(Problem details): The records that follow should be retyped word for word.

(Information shown):
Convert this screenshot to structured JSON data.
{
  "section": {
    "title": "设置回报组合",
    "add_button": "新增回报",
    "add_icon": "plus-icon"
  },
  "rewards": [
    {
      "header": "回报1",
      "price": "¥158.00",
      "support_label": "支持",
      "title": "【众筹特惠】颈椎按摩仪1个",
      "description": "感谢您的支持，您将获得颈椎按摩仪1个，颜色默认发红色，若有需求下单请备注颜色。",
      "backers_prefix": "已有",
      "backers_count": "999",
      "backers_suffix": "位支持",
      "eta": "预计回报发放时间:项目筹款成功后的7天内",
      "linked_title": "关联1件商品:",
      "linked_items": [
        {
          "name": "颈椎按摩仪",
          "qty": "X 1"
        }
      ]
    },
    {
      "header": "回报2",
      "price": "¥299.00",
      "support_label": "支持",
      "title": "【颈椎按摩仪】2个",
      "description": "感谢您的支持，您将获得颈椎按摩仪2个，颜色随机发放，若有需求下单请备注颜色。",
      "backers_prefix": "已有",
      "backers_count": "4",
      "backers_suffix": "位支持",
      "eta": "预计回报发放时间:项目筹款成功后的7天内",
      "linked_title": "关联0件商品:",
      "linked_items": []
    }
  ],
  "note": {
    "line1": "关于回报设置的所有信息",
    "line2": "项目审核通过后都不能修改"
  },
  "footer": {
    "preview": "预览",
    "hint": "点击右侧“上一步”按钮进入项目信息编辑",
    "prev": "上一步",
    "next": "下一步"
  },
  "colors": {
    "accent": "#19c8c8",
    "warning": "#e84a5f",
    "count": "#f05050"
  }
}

(Expected answer):
Convert this screenshot to structured JSON data.
{
  "section": {
    "title": "设置回报组合",
    "add_button": "新增回报",
    "add_icon": "plus-icon"
  },
  "rewards": [
    {
      "header": "回报1",
      "price": "¥158.00",
      "support_label": "支持",
      "title": "【众筹特惠】颈椎按摩仪1个",
      "description": "感谢您的支持，您将获得颈椎按摩仪1个，颜色默认发红色，若有需求下单请备注颜色。",
      "backers_prefix": "已有",
      "backers_count": "999",
      "backers_suffix": "位支持",
      "eta": "预计回报发放时间:项目筹款成功后的7天内",
      "linked_title": "关联1件商品:",
      "linked_items": [
        {
          "name": "颈椎按摩仪",
          "qty": "X 1"
        }
      ]
    },
    {
      "header": "回报2",
      "price": "¥299.00",
      "support_label": "支持",
      "title": "【颈椎按摩仪】2个",
      "description": "感谢您的支持，您将获得颈椎按摩仪2个，颜色随机发放，若有需求下单请备注颜色。",
      "backers_prefix": "已有",
      "backers_count": "4",
      "backers_suffix": "位支持",
      "eta": "预计回报发放时间:项目筹款成功后的7天内",
      "linked_title": "关联0件商品:",
      "linked_items": []
    }
  ],
  "note": {
    "line1": "关于回报设置的所有信息",
    "line2": "项目审核通过后都不能修改"
  },
  "footer": {
    "preview": "预览",
    "hint": "点击右侧“上一步”按钮进入项目信息编辑",
    "prev": "上一步",
    "next": "下一步"
  },
  "colors": {
    "accent": "#19c8c8",
    "warning": "#e84a5f",
    "count": "#f05050"
  }
}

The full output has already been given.